> **Task goal**: In the data below, find every line that has the string "werden", and copy it.

> **Data provided**:
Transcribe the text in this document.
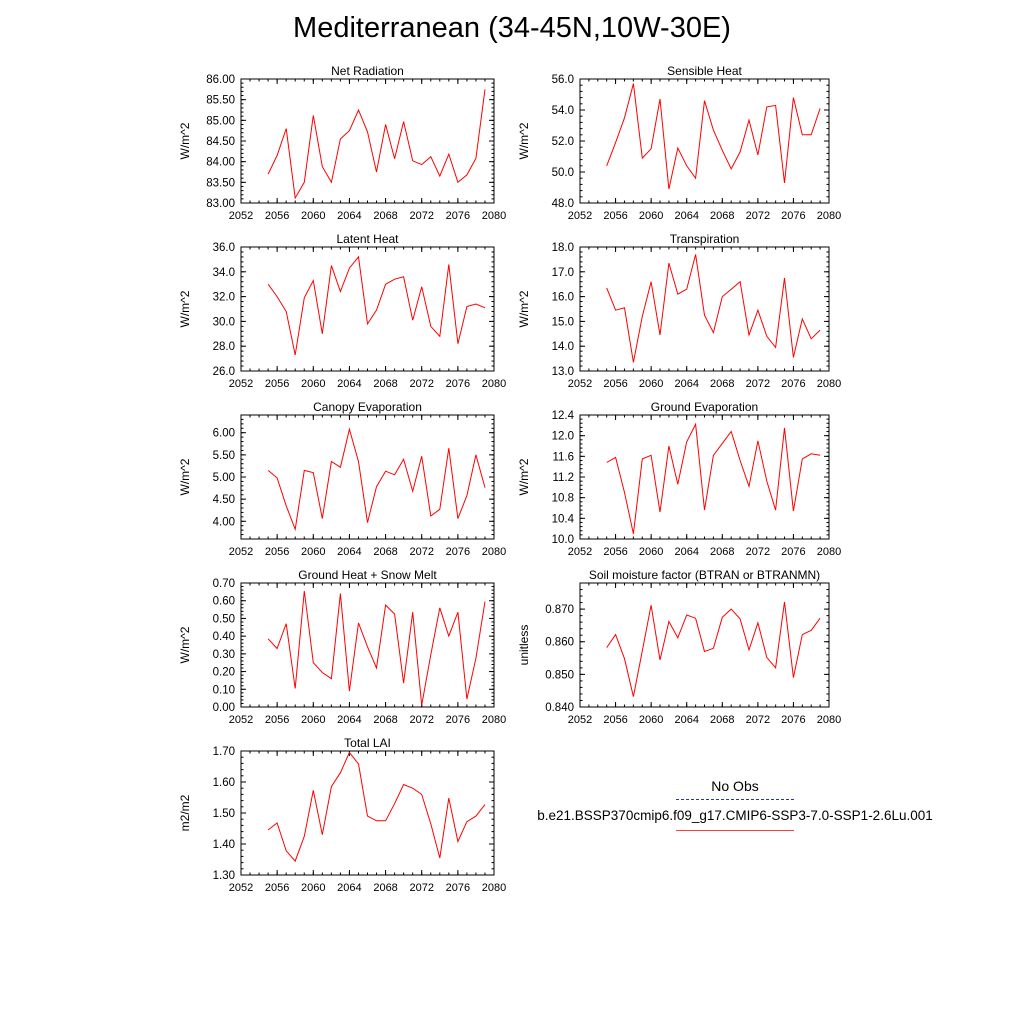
Mediterranean (34-45N,10W-30E)
Net Radiation
W/m^2
2052 2056 2060 2064 2068 2072 2076 2080
83.00
83.50
84.00
84.50
85.00
85.50
86.00
Sensible Heat
W/m^2
2052 2056 2060 2064 2068 2072 2076 2080
48.0
50.0
52.0
54.0
56.0
Latent Heat
W/m^2
2052 2056 2060 2064 2068 2072 2076 2080
26.0
28.0
30.0
32.0
34.0
36.0
Transpiration
W/m^2
2052 2056 2060 2064 2068 2072 2076 2080
13.0
14.0
15.0
16.0
17.0
18.0
Canopy Evaporation
W/m^2
2052 2056 2060 2064 2068 2072 2076 2080
4.00
4.50
5.00
5.50
6.00
Ground Evaporation
W/m^2
2052 2056 2060 2064 2068 2072 2076 2080
10.0
10.4
10.8
11.2
11.6
12.0
12.4
Ground Heat + Snow Melt
W/m^2
2052 2056 2060 2064 2068 2072 2076 2080
0.00
0.10
0.20
0.30
0.40
0.50
0.60
0.70
Soil moisture factor (BTRAN or BTRANMN)
unitless
2052 2056 2060 2064 2068 2072 2076 2080
0.840
0.850
0.860
0.870
Total LAI
m2/m2
2052 2056 2060 2064 2068 2072 2076 2080
1.30
1.40
1.50
1.60
1.70
No Obs
b.e21.BSSP370cmip6.f09_g17.CMIP6-SSP3-7.0-SSP1-2.6Lu.001
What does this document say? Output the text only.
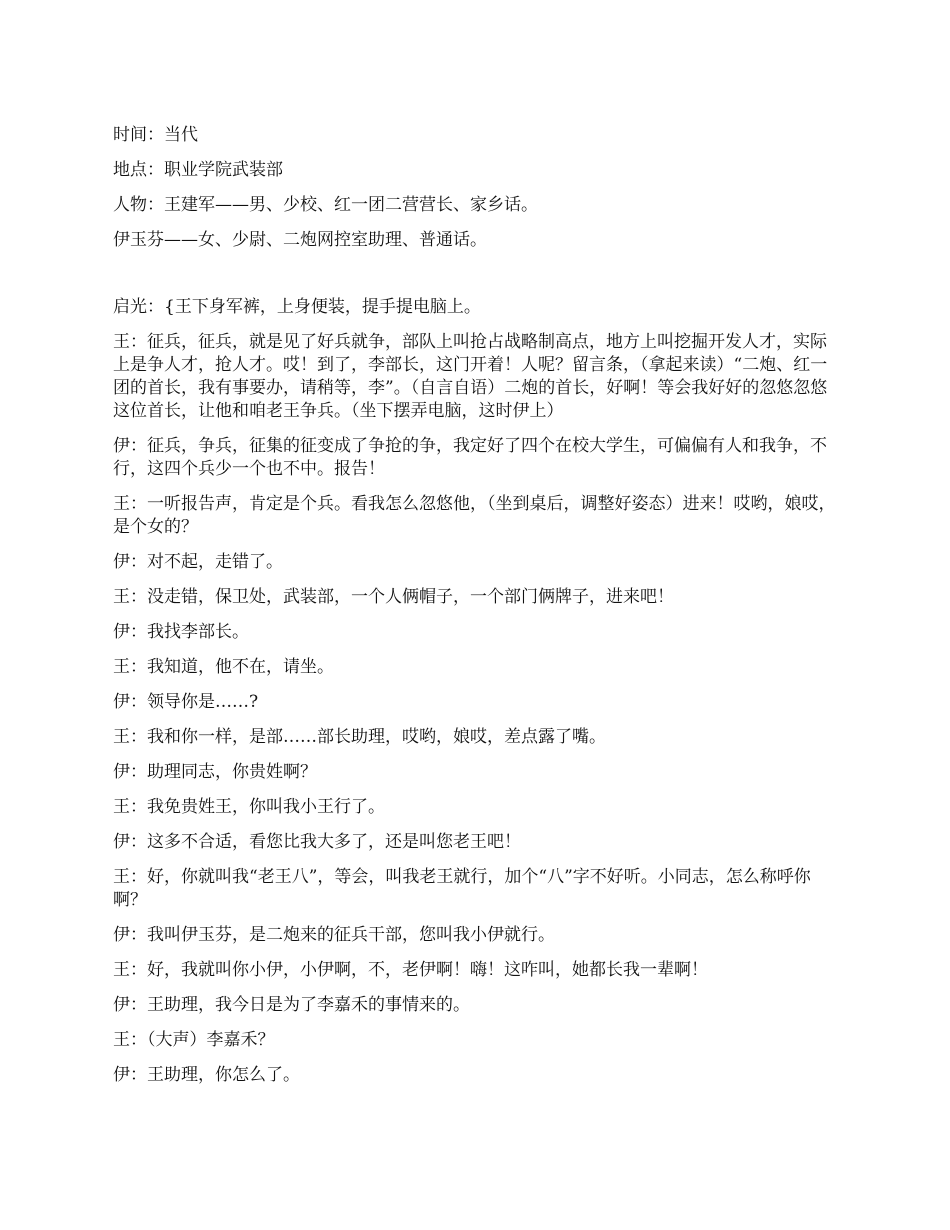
时间：当代

地点：职业学院武装部

人物：王建军——男、少校、红一团二营营长、家乡话。

伊玉芬——女、少尉、二炮网控室助理、普通话。

启光：{王下身军裤，上身便装，提手提电脑上。

王：征兵，征兵，就是见了好兵就争，部队上叫抢占战略制高点，地方上叫挖掘开发人才，实际上是争人才，抢人才。哎！到了，李部长，这门开着！人呢？留言条，（拿起来读）“二炮、红一团的首长，我有事要办，请稍等，李”。（自言自语）二炮的首长，好啊！等会我好好的忽悠忽悠这位首长，让他和咱老王争兵。（坐下摆弄电脑，这时伊上）

伊：征兵，争兵，征集的征变成了争抢的争，我定好了四个在校大学生，可偏偏有人和我争，不行，这四个兵少一个也不中。报告！

王：一听报告声，肯定是个兵。看我怎么忽悠他，（坐到桌后，调整好姿态）进来！哎哟，娘哎，是个女的？

伊：对不起，走错了。

王：没走错，保卫处，武装部，一个人俩帽子，一个部门俩牌子，进来吧！

伊：我找李部长。

王：我知道，他不在，请坐。

伊：领导你是……?

王：我和你一样，是部……部长助理，哎哟，娘哎，差点露了嘴。

伊：助理同志，你贵姓啊？

王：我免贵姓王，你叫我小王行了。

伊：这多不合适，看您比我大多了，还是叫您老王吧！

王：好，你就叫我“老王八”，等会，叫我老王就行，加个“八”字不好听。小同志，怎么称呼你啊？

伊：我叫伊玉芬，是二炮来的征兵干部，您叫我小伊就行。

王：好，我就叫你小伊，小伊啊，不，老伊啊！嗨！这咋叫，她都长我一辈啊！

伊：王助理，我今日是为了李嘉禾的事情来的。

王：（大声）李嘉禾？

伊：王助理，你怎么了。
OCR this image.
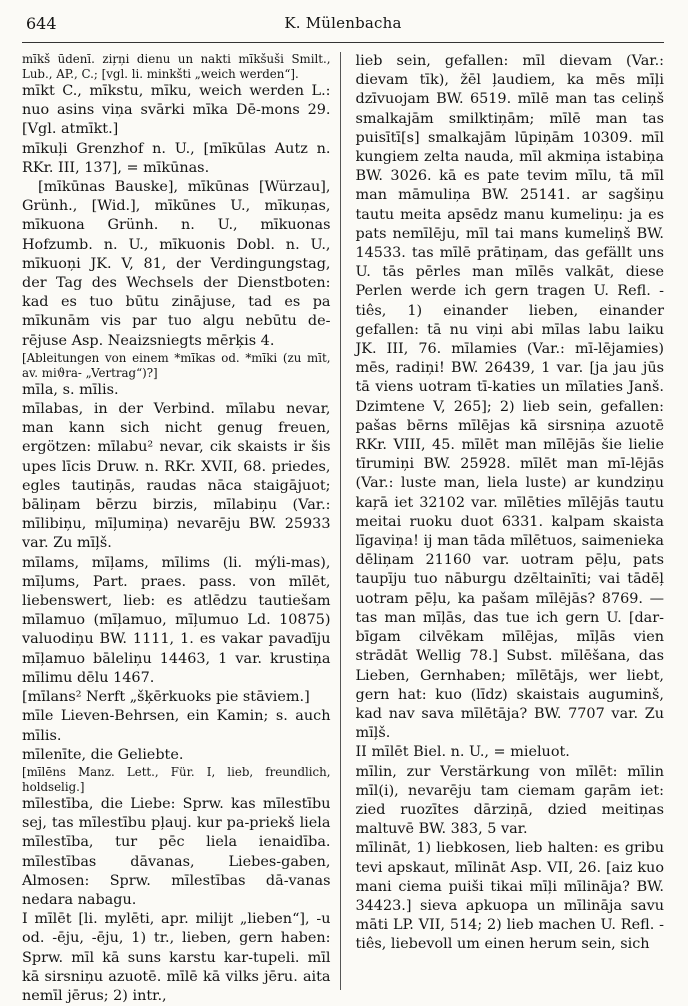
644	K. Mülenbacha

mīkš ūdenī. ziŗņi dienu un nakti mīkšuši Smilt., Lub., AP., C.; [vgl. li. minkšti „weich werden“].

mīkt C., mīkstu, mīku, weich werden L.: nuo asins viņa svārki mīka Dē-mons 29. [Vgl. atmīkt.]

mīkuļi Grenzhof n. U., [mīkūlas Autz n. RKr. III, 137], = mīkūnas.

[mīkūnas Bauske], mīkūnas [Würzau], Grünh., [Wid.], mīkūnes U., mīkuņas, mīkuona Grünh. n. U., mīkuonas Hofzumb. n. U., mīkuonis Dobl. n. U., mīkuoņi JK. V, 81, der Verdingungstag, der Tag des Wechsels der Dienstboten: kad es tuo būtu zinājuse, tad es pa mīkunām vis par tuo algu nebūtu de-rējuse Asp. Neaizsniegts mērķis 4.

[Ableitungen von einem *mīkas od. *mīki (zu mīt, av. miϑra- „Vertrag“)?]

mīla, s. mīlis.

mīlabas, in der Verbind. mīlabu nevar, man kann sich nicht genug freuen, ergötzen: mīlabu² nevar, cik skaists ir šis upes līcis Druw. n. RKr. XVII, 68. priedes, egles tautiņās, raudas nāca staigājuot; bāliņam bērzu birzis, mīlabiņu (Var.: mīlibiņu, mīļumiņa) nevarēju BW. 25933 var. Zu mīļš.

mīlams, mīļams, mīlims (li. mýli-mas), mīļums, Part. praes. pass. von mīlēt, liebenswert, lieb: es atlēdzu tautiešam mīlamuo (mīļamuo, mīļumuo Ld. 10875) valuodiņu BW. 1111, 1. es vakar pavadīju mīļamuo bāleliņu 14463, 1 var. krustiņa mīlimu dēlu 1467.

[mīlans² Nerft „šķērkuoks pie stāviem.]

mīle Lieven-Behrsen, ein Kamin; s. auch mīlis.

mīlenīte, die Geliebte.

[mīlēns Manz. Lett., Für. I, lieb, freundlich, holdselig.]

mīlestība, die Liebe: Sprw. kas mīlestību sej, tas mīlestību pļauj. kur pa-priekš liela mīlestība, tur pēc liela ienaidība. mīlestības dāvanas, Liebes-gaben, Almosen: Sprw. mīlestības dā-vanas nedara nabagu.

I mīlēt [li. mylēti, apr. milijt „lieben“], -u od. -ēju, -ēju, 1) tr., lieben, gern haben: Sprw. mīl kā suns karstu kar-tupeli. mīl kā sirsniņu azuotē. mīlē kā vilks jēru. aita nemīl jērus; 2) intr.,

lieb sein, gefallen: mīl dievam (Var.: dievam tīk), žēl ļaudiem, ka mēs mīļi dzīvuojam BW. 6519. mīlē man tas celiņš smalkajām smilktiņām; mīlē man tas puisītī[s] smalkajām lūpiņām 10309. mīl kungiem zelta nauda, mīl akmiņa istabiņa BW. 3026. kā es pate tevim mīlu, tā mīl man māmuliņa BW. 25141. ar sagšiņu tautu meita apsēdz manu kumeliņu: ja es pats nemīlēju, mīl tai mans kumeliņš BW. 14533. tas mīlē prātiņam, das gefällt uns U. tās pērles man mīlēs valkāt, diese Perlen werde ich gern tragen U. Refl. -tiês, 1) einander lieben, einander gefallen: tā nu viņi abi mīlas labu laiku JK. III, 76. mīlamies (Var.: mī-lējamies) mēs, radiņi! BW. 26439, 1 var. [ja jau jūs tā viens uotram tī-katies un mīlaties Janš. Dzimtene V, 265]; 2) lieb sein, gefallen: pašas bērns mīlējas kā sirsniņa azuotē RKr. VIII, 45. mīlēt man mīlējās šie lielie tīrumiņi BW. 25928. mīlēt man mī-lējās (Var.: luste man, liela luste) ar kundziņu kaŗā iet 32102 var. mīlēties mīlējās tautu meitai ruoku duot 6331. kalpam skaista līgaviņa! ij man tāda mīlētuos, saimenieka dēliņam 21160 var. uotram pēļu, pats taupīju tuo nāburgu dzēltainīti; vai tādēļ uotram pēļu, ka pašam mīlējās? 8769. — tas man mīļās, das tue ich gern U. [dar-bīgam cilvēkam mīlējas, mīļās vien strādāt Wellig 78.] Subst. mīlēšana, das Lieben, Gernhaben; mīlētājs, wer liebt, gern hat: kuo (līdz) skaistais auguminš, kad nav sava mīlētāja? BW. 7707 var. Zu mīļš.

II mīlēt Biel. n. U., = mieluot.

mīlin, zur Verstärkung von mīlēt: mīlin mīl(i), nevarēju tam ciemam gaŗām iet: zied ruozītes dārziņā, dzied meitiņas maltuvē BW. 383, 5 var.

mīlināt, 1) liebkosen, lieb halten: es gribu tevi apskaut, mīlināt Asp. VII, 26. [aiz kuo mani ciema puiši tikai mīļi mīlināja? BW. 34423.] sieva apkuopa un mīlināja savu māti LP. VII, 514; 2) lieb machen U. Refl. -tiês, liebevoll um einen herum sein, sich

> **Worked solution**:
mīkš ūdenī. ziŗņi dienu un nakti mīkšuši Smilt., Lub., AP., C.; [vgl. li. minkšti „weich werden“].
mīkt C., mīkstu, mīku, weich werden L.: nuo asins viņa svārki mīka Dē-mons 29. [Vgl. atmīkt.]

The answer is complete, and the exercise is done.